**Problem details**
Leave out the pictures and transcribe the rest of the records exactly.

— START —

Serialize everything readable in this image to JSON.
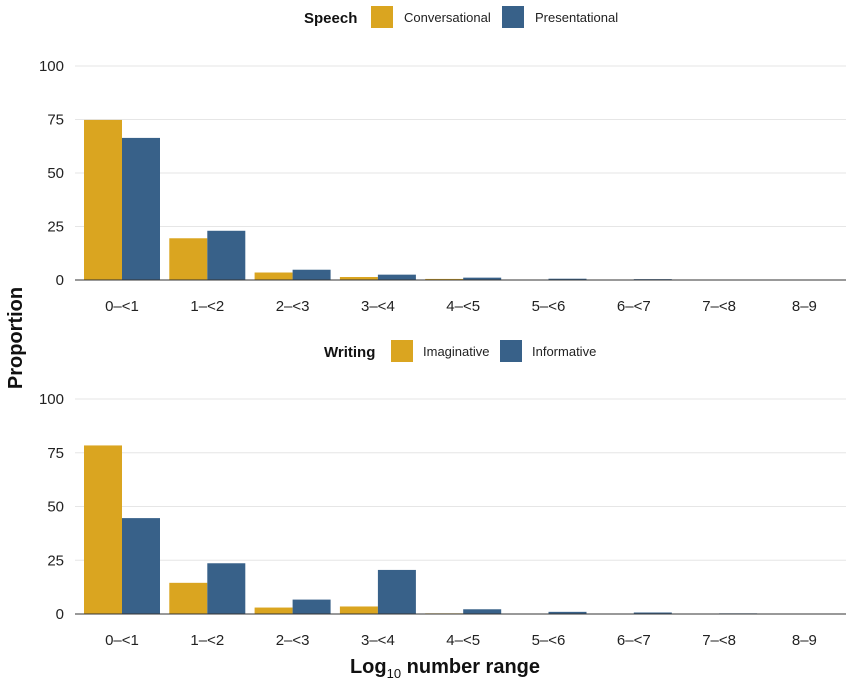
{
  "colors": {
    "series_a": "#DAA520",
    "series_b": "#386189"
  },
  "shared_ylabel": "Proportion",
  "shared_xlabel": {
    "main": "Log",
    "sub": "10",
    "rest": " number range"
  },
  "chart_data": [
    {
      "type": "bar",
      "legend_title": "Speech",
      "legend_position": "top",
      "categories": [
        "0–<1",
        "1–<2",
        "2–<3",
        "3–<4",
        "4–<5",
        "5–<6",
        "6–<7",
        "7–<8",
        "8–9"
      ],
      "series": [
        {
          "name": "Conversational",
          "values": [
            74.8,
            19.5,
            3.5,
            1.4,
            0.5,
            0.2,
            0.1,
            0.05,
            0.0
          ]
        },
        {
          "name": "Presentational",
          "values": [
            66.4,
            23.0,
            4.8,
            2.5,
            1.1,
            0.6,
            0.4,
            0.1,
            0.05
          ]
        }
      ],
      "yticks": [
        0,
        25,
        50,
        75,
        100
      ],
      "ylim": [
        0,
        100
      ],
      "grid": "horizontal"
    },
    {
      "type": "bar",
      "legend_title": "Writing",
      "legend_position": "top",
      "categories": [
        "0–<1",
        "1–<2",
        "2–<3",
        "3–<4",
        "4–<5",
        "5–<6",
        "6–<7",
        "7–<8",
        "8–9"
      ],
      "series": [
        {
          "name": "Imaginative",
          "values": [
            78.4,
            14.5,
            3.0,
            3.5,
            0.3,
            0.2,
            0.1,
            0.05,
            0.0
          ]
        },
        {
          "name": "Informative",
          "values": [
            44.6,
            23.6,
            6.7,
            20.5,
            2.2,
            1.0,
            0.7,
            0.3,
            0.2
          ]
        }
      ],
      "yticks": [
        0,
        25,
        50,
        75,
        100
      ],
      "ylim": [
        0,
        100
      ],
      "grid": "horizontal"
    }
  ]
}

— END —

**Result**
Serialize everything readable in this image to JSON.
{
  "colors": {
    "series_a": "#DAA520",
    "series_b": "#386189"
  },
  "shared_ylabel": "Proportion",
  "shared_xlabel": {
    "main": "Log",
    "sub": "10",
    "rest": " number range"
  },
  "chart_data": [
    {
      "type": "bar",
      "legend_title": "Speech",
      "legend_position": "top",
      "categories": [
        "0–<1",
        "1–<2",
        "2–<3",
        "3–<4",
        "4–<5",
        "5–<6",
        "6–<7",
        "7–<8",
        "8–9"
      ],
      "series": [
        {
          "name": "Conversational",
          "values": [
            74.8,
            19.5,
            3.5,
            1.4,
            0.5,
            0.2,
            0.1,
            0.05,
            0.0
          ]
        },
        {
          "name": "Presentational",
          "values": [
            66.4,
            23.0,
            4.8,
            2.5,
            1.1,
            0.6,
            0.4,
            0.1,
            0.05
          ]
        }
      ],
      "yticks": [
        0,
        25,
        50,
        75,
        100
      ],
      "ylim": [
        0,
        100
      ],
      "grid": "horizontal"
    },
    {
      "type": "bar",
      "legend_title": "Writing",
      "legend_position": "top",
      "categories": [
        "0–<1",
        "1–<2",
        "2–<3",
        "3–<4",
        "4–<5",
        "5–<6",
        "6–<7",
        "7–<8",
        "8–9"
      ],
      "series": [
        {
          "name": "Imaginative",
          "values": [
            78.4,
            14.5,
            3.0,
            3.5,
            0.3,
            0.2,
            0.1,
            0.05,
            0.0
          ]
        },
        {
          "name": "Informative",
          "values": [
            44.6,
            23.6,
            6.7,
            20.5,
            2.2,
            1.0,
            0.7,
            0.3,
            0.2
          ]
        }
      ],
      "yticks": [
        0,
        25,
        50,
        75,
        100
      ],
      "ylim": [
        0,
        100
      ],
      "grid": "horizontal"
    }
  ]
}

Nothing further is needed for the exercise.